» **Task instructions**:
Copy the passage of the text on the documentary Separated between "Separated examines the" and "the movie’s backbone.", inclusive.

» **Text provided**:
>> Begin
Separated examines the origins, impact, and aftermath of the family separation policy instituted during Donald Trump’s presidency. To execute this extreme measure of immigration border control, as Morris explains, “parents were forced to betray their children.” The film—a coproduction between NBC News Studios, Participant, Fourth Floor, and Moxie Pictures—presents interviews with figures intimately involved with the policy, both those who regret it and those who seemingly do not. It features uncovered emails and documents that detail in startling plainness how such a policy came to be. A 2020 book of the same name by Jacob Soboroff, an NBC News political and national correspondent, helps provide the movie’s backbone.
Morris first tweeted about Soboroff’s book shortly after its publication. Soboroff then reached out to Participant Media’s Diane Weyermann (who died in 2021) in the hopes of connecting with Morris; she suggested calling the director directly, which Soboroff did. “I said, ‘I’m not asking you to make a film, but if I ever did, do you have any advice?’” Soboroff recalls. “Errol said something to the effect of, ‘Would you like to make a film?’ And I said, ‘Yes.’” More specifically, says Morris: “I remember Jacob asking if I knew anybody who might want to turn the book into a movie—and I suggested myself.”
The book’s power rests in Soboroff’s reportage. He’d first heard Trump adviser Stephen Miller offhandedly pose family separation as an idea during the 2016 presidential campaign, and barely understood what the idea meant. But as Soboroff investigated the actual action at the border, following Trump’s election victory—images of children in cages, with no clue where their parents were—he attacked the issue with rigor, examining how more than 5,000 migrant families were forcibly separated at the border. “I wrote the book because I didn’t understand how such a horrific policy could be put into place by the United States government, how it was allowed to happen, and how it was executed—I was looking for those answers,” Soboroff says.
Morris comes at the material uniquely. The policy is now somewhat in the rearview mirror, even as its consequences have hardly been resolved, and unfortunately relevant once more as the notion of another Trump administration reviving family separation has clouded the 2024 campaign.
>> End
» **Entries supplied**:
>> Begin
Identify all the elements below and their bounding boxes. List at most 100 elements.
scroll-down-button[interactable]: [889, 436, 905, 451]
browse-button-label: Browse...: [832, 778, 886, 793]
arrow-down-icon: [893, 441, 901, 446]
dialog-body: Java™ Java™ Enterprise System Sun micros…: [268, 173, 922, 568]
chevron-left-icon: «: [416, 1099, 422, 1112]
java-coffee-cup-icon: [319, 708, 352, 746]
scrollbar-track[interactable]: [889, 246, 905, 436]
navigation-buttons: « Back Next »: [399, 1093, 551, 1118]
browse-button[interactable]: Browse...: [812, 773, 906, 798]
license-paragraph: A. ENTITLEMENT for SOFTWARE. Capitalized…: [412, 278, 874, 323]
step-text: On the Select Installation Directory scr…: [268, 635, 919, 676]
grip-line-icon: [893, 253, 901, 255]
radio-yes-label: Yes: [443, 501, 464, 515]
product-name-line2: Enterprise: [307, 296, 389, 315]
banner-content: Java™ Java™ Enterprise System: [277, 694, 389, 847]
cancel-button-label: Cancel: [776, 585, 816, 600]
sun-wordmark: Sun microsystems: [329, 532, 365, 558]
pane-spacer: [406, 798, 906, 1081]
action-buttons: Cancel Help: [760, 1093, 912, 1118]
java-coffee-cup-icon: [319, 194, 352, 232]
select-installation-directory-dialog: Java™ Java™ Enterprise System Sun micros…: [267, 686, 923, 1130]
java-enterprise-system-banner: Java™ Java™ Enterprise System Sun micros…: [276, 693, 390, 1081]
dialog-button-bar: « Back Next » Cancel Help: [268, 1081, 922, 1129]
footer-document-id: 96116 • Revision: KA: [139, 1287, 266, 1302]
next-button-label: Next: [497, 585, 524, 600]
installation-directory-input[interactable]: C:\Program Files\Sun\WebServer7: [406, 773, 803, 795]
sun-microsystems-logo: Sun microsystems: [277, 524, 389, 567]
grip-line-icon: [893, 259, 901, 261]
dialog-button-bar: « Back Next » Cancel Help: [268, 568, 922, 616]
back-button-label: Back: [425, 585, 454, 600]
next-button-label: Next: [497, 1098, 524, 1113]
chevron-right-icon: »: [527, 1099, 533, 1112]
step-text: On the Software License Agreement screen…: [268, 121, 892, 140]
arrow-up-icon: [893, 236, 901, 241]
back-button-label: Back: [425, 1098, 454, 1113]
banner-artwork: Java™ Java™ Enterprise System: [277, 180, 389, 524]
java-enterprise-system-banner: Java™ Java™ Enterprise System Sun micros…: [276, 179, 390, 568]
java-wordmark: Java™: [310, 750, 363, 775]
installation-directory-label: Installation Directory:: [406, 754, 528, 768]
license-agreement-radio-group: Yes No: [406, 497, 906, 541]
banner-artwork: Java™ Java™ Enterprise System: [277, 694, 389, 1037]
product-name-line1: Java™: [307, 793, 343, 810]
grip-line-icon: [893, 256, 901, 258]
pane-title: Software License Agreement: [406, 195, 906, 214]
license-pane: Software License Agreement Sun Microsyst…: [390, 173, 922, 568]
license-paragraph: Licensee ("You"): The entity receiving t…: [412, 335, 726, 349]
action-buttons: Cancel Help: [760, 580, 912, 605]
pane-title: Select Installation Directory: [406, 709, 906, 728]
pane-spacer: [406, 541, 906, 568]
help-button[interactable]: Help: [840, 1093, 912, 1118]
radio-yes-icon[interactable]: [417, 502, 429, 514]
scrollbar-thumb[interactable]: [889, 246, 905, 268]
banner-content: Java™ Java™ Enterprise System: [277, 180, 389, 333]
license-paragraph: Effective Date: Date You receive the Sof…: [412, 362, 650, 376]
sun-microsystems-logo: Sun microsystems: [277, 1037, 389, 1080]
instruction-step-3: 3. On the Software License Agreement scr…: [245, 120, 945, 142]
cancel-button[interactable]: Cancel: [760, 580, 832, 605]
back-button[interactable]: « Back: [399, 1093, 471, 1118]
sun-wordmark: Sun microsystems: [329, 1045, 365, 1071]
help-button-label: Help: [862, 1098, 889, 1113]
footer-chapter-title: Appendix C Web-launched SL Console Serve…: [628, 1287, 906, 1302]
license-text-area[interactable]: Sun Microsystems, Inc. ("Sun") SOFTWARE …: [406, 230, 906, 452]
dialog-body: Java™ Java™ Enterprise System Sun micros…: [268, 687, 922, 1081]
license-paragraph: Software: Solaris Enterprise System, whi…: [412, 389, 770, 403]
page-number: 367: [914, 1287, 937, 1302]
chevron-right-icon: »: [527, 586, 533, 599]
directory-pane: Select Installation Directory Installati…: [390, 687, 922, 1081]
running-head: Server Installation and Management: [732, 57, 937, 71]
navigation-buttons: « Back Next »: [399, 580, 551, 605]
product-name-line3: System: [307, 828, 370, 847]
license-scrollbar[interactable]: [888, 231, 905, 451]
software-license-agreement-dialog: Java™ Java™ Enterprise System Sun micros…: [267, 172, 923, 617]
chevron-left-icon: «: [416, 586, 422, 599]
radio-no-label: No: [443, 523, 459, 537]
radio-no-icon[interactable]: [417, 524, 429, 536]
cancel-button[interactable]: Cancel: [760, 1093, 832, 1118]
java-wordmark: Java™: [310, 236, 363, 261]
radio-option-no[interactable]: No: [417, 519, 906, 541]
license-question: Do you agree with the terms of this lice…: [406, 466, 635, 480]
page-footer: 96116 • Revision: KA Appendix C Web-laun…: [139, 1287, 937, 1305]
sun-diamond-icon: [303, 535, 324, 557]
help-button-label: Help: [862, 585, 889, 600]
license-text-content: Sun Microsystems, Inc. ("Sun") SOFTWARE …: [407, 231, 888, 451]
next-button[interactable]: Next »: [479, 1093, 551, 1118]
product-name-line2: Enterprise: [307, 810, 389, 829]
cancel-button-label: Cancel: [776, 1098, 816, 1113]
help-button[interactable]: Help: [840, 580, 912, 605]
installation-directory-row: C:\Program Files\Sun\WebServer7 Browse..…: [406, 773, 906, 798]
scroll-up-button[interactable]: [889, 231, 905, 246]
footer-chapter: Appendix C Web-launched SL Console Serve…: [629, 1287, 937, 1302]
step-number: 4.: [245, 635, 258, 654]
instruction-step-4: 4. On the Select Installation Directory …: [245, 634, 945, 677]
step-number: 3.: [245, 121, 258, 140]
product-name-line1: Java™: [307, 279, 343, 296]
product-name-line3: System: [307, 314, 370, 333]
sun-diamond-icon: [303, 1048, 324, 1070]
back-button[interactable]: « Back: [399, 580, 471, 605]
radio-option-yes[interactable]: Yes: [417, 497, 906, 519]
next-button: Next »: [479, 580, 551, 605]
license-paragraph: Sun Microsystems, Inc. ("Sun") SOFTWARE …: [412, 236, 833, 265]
>> End
» **Solution below**:
Separated examines the origins, impact, and aftermath of the family separation policy instituted during Donald Trump’s presidency. To execute this extreme measure of immigration border control, as Morris explains, “parents were forced to betray their children.” The film—a coproduction between NBC News Studios, Participant, Fourth Floor, and Moxie Pictures—presents interviews with figures intimately involved with the policy, both those who regret it and those who seemingly do not. It features uncovered emails and documents that detail in startling plainness how such a policy came to be. A 2020 book of the same name by Jacob Soboroff, an NBC News political and national correspondent, helps provide the movie’s backbone.